▽
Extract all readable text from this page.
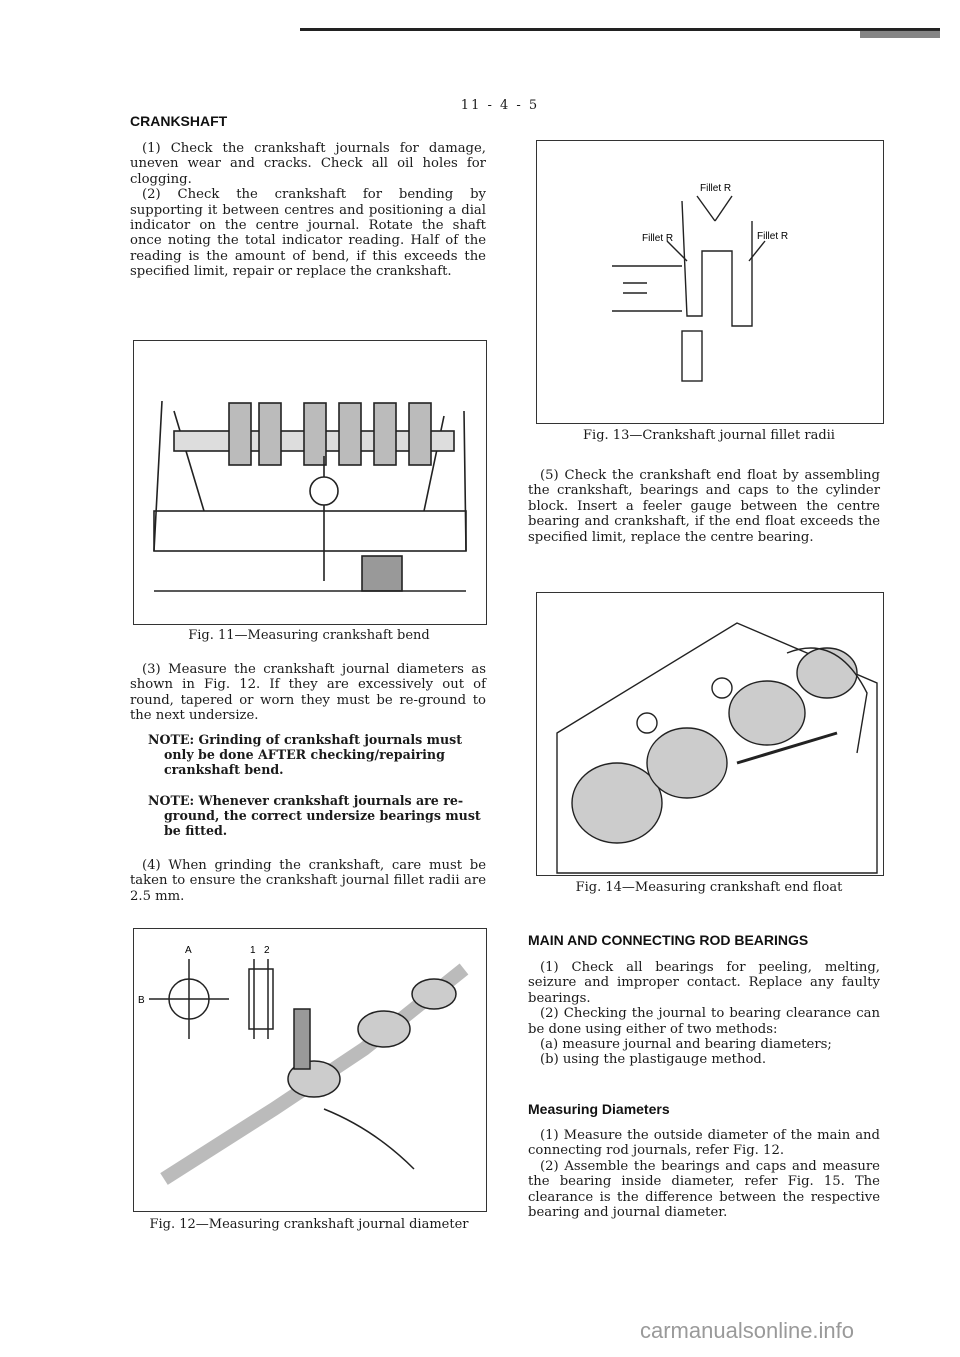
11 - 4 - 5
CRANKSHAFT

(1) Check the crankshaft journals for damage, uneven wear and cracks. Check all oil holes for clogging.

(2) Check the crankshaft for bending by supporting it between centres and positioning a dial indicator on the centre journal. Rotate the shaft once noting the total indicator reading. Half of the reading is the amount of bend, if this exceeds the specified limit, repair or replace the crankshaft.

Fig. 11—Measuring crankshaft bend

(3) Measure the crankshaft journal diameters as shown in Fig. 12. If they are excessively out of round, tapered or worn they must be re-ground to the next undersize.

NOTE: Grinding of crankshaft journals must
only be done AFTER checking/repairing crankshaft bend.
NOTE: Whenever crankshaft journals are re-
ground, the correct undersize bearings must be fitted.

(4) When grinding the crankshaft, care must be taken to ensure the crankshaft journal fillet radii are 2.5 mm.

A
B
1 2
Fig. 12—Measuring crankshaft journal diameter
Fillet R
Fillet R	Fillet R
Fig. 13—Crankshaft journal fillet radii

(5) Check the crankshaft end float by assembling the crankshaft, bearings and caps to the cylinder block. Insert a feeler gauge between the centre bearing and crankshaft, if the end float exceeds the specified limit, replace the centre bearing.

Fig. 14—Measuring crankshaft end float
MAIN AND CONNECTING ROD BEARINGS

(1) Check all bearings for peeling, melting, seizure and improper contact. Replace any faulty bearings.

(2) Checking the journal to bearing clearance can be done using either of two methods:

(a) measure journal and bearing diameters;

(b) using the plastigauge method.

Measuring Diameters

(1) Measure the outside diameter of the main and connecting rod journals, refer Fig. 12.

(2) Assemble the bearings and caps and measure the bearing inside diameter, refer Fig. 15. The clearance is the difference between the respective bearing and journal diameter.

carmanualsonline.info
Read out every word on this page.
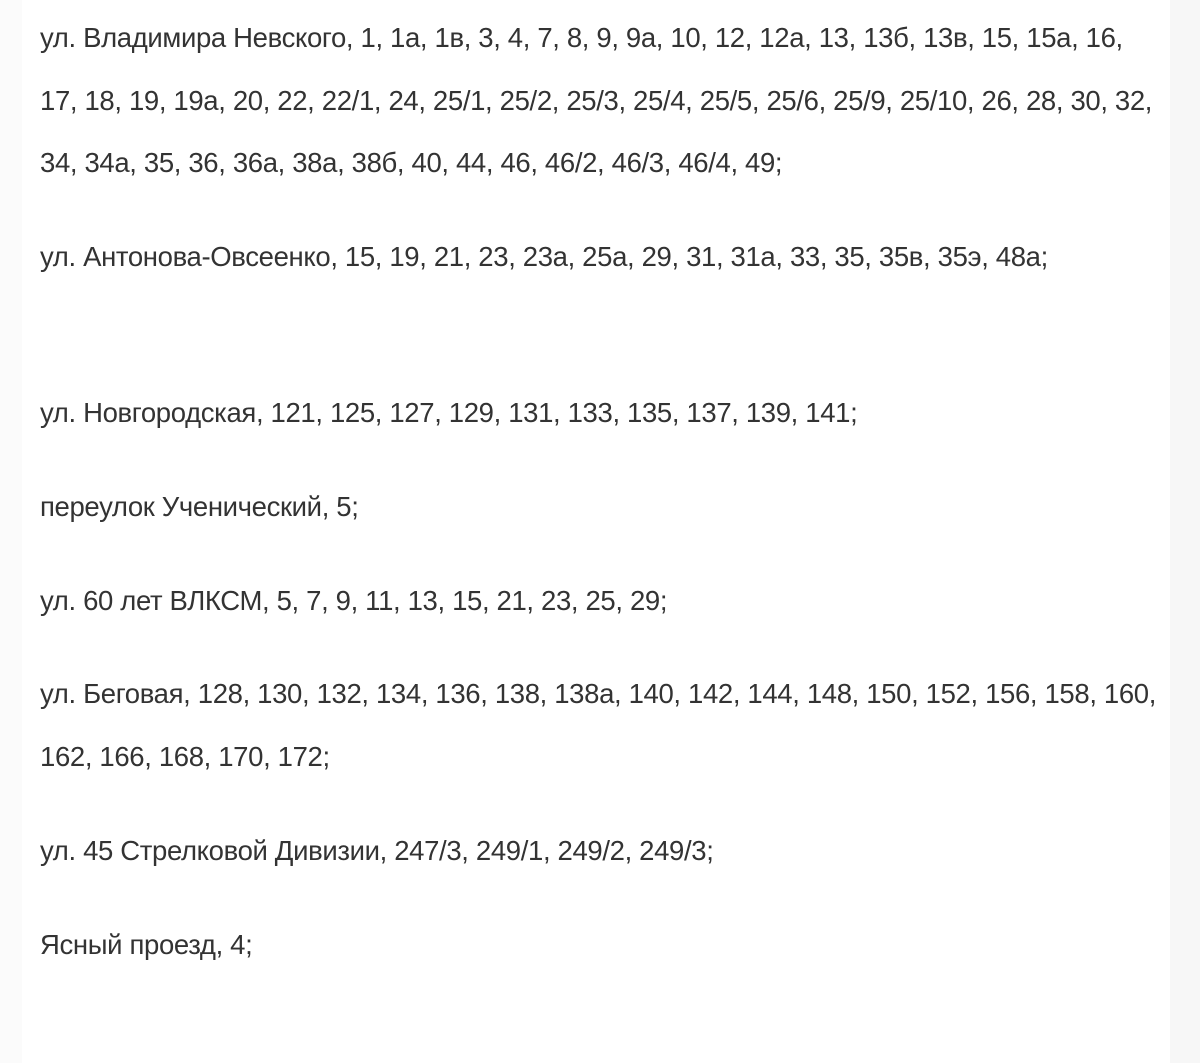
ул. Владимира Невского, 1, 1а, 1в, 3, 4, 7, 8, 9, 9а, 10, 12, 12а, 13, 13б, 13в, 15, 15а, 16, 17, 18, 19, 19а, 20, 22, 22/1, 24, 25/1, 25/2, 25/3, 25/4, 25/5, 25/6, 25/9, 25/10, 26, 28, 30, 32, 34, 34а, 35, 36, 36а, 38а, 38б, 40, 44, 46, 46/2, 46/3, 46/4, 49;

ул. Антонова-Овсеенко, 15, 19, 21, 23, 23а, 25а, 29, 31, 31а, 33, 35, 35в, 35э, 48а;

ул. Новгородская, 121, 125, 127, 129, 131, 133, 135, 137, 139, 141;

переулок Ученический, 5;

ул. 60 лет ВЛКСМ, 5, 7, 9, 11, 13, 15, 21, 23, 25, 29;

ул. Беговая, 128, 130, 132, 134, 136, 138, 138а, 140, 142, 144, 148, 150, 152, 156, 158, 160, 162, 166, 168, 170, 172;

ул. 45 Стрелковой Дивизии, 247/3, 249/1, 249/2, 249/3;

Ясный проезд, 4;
△
> What you have to do
Copy out each line of the entries that holds "between".

> Final result
(2) Check the crankshaft for bending by supporting it between centres and positioning a dial indicator on the centre journal. Rotate the shaft once noting the total indicator reading. Half of the reading is the amount of bend, if this exceeds the specified limit, repair or replace the crankshaft.
(5) Check the crankshaft end float by assembling the crankshaft, bearings and caps to the cylinder block. Insert a feeler gauge between the centre bearing and crankshaft, if the end float exceeds the specified limit, replace the centre bearing.
(2) Assemble the bearings and caps and measure the bearing inside diameter, refer Fig. 15. The clearance is the difference between the respective bearing and journal diameter.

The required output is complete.